** start of Record extracts **
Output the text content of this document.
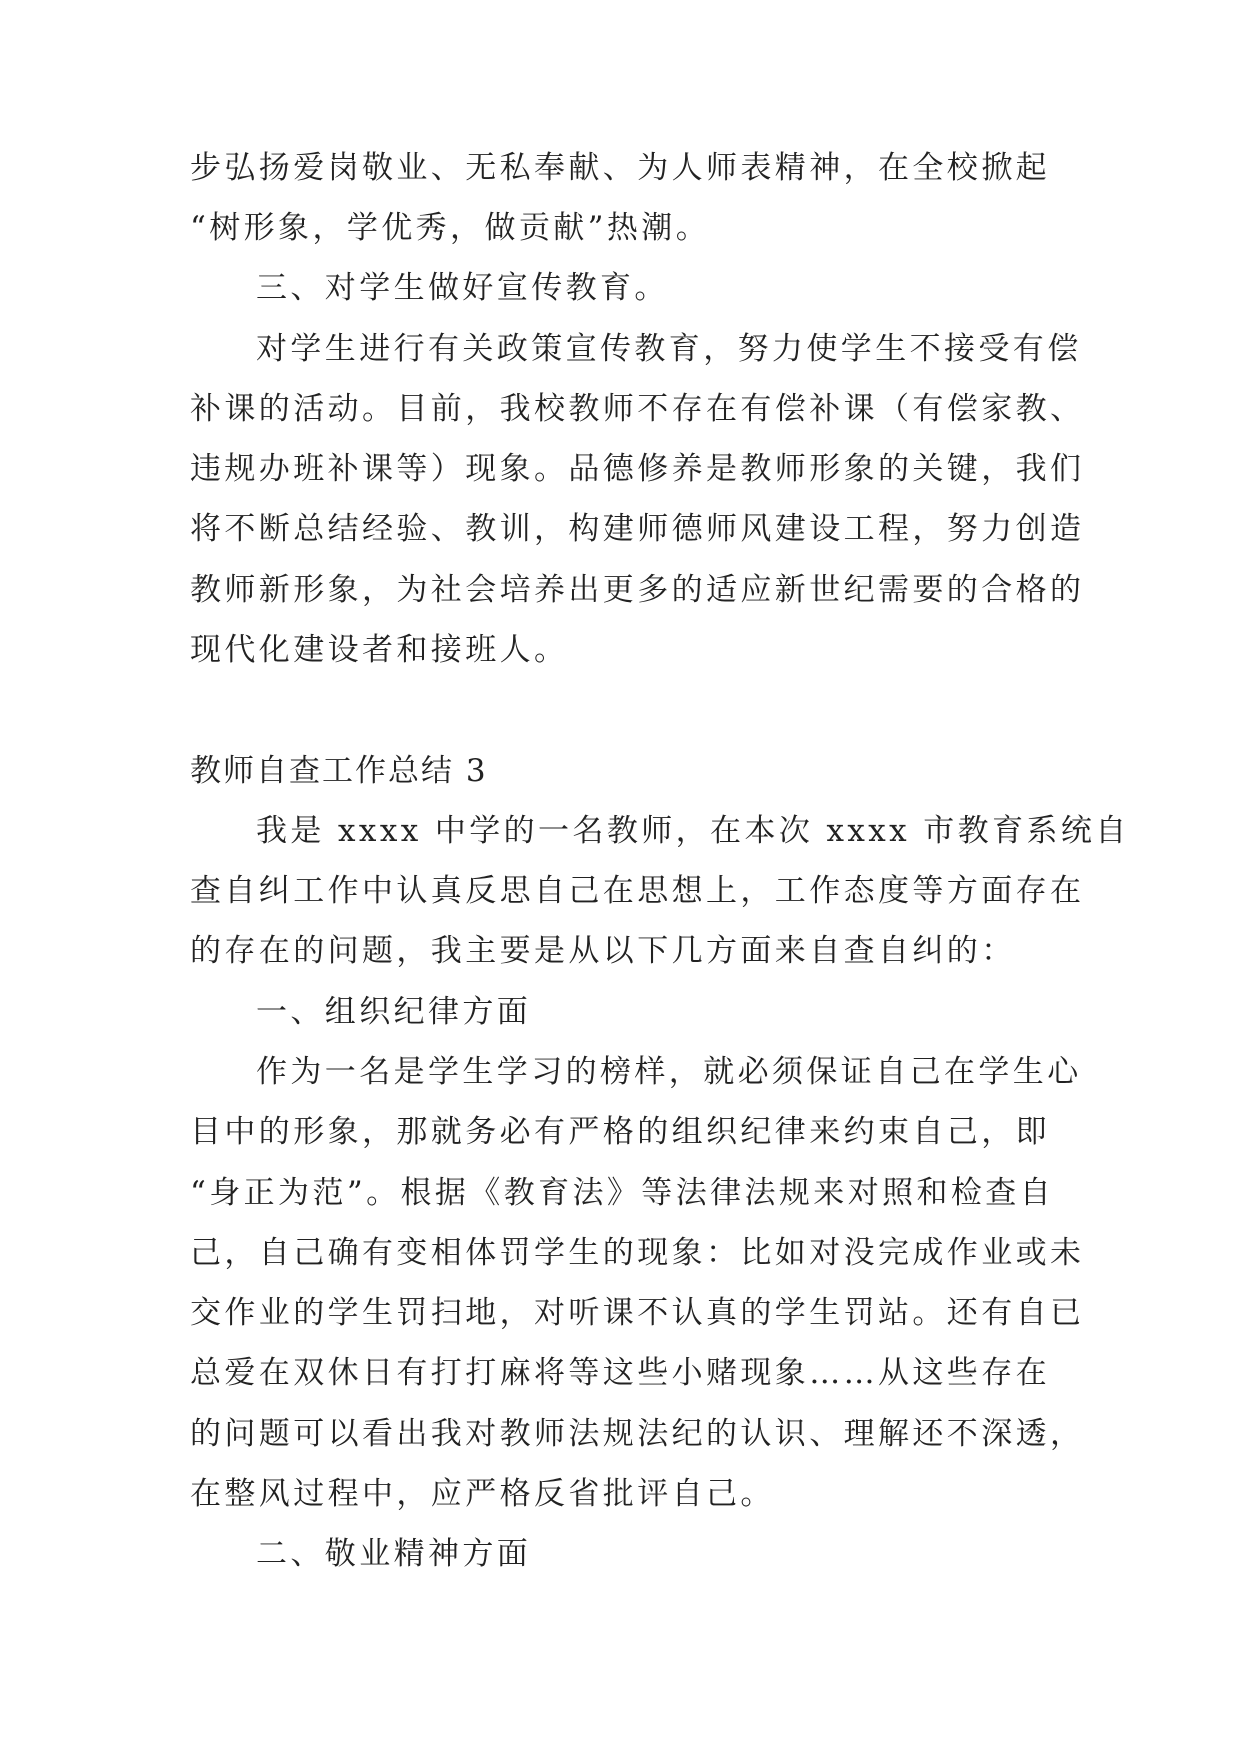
步弘扬爱岗敬业、无私奉献、为人师表精神，在全校掀起
“树形象，学优秀，做贡献”热潮。
三、对学生做好宣传教育。
对学生进行有关政策宣传教育，努力使学生不接受有偿
补课的活动。目前，我校教师不存在有偿补课（有偿家教、
违规办班补课等）现象。品德修养是教师形象的关键，我们
将不断总结经验、教训，构建师德师风建设工程，努力创造
教师新形象，为社会培养出更多的适应新世纪需要的合格的
现代化建设者和接班人。
教师自查工作总结 3
我是 xxxx 中学的一名教师，在本次 xxxx 市教育系统自
查自纠工作中认真反思自己在思想上，工作态度等方面存在
的存在的问题，我主要是从以下几方面来自查自纠的：
一、组织纪律方面
作为一名是学生学习的榜样，就必须保证自己在学生心
目中的形象，那就务必有严格的组织纪律来约束自己，即
“身正为范”。根据《教育法》等法律法规来对照和检查自
己，自己确有变相体罚学生的现象：比如对没完成作业或未
交作业的学生罚扫地，对听课不认真的学生罚站。还有自已
总爱在双休日有打打麻将等这些小赌现象……从这些存在
的问题可以看出我对教师法规法纪的认识、理解还不深透，
在整风过程中，应严格反省批评自己。
二、敬业精神方面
** end of Record extracts **
▸ **Task prompt**: Without including any pictures, print all of the material exactly as given.

▸ **Output of the task**:
Output the text content of this document.
步弘扬爱岗敬业、无私奉献、为人师表精神，在全校掀起
“树形象，学优秀，做贡献”热潮。
三、对学生做好宣传教育。
对学生进行有关政策宣传教育，努力使学生不接受有偿
补课的活动。目前，我校教师不存在有偿补课（有偿家教、
违规办班补课等）现象。品德修养是教师形象的关键，我们
将不断总结经验、教训，构建师德师风建设工程，努力创造
教师新形象，为社会培养出更多的适应新世纪需要的合格的
现代化建设者和接班人。
教师自查工作总结 3
我是 xxxx 中学的一名教师，在本次 xxxx 市教育系统自
查自纠工作中认真反思自己在思想上，工作态度等方面存在
的存在的问题，我主要是从以下几方面来自查自纠的：
一、组织纪律方面
作为一名是学生学习的榜样，就必须保证自己在学生心
目中的形象，那就务必有严格的组织纪律来约束自己，即
“身正为范”。根据《教育法》等法律法规来对照和检查自
己，自己确有变相体罚学生的现象：比如对没完成作业或未
交作业的学生罚扫地，对听课不认真的学生罚站。还有自已
总爱在双休日有打打麻将等这些小赌现象……从这些存在
的问题可以看出我对教师法规法纪的认识、理解还不深透，
在整风过程中，应严格反省批评自己。
二、敬业精神方面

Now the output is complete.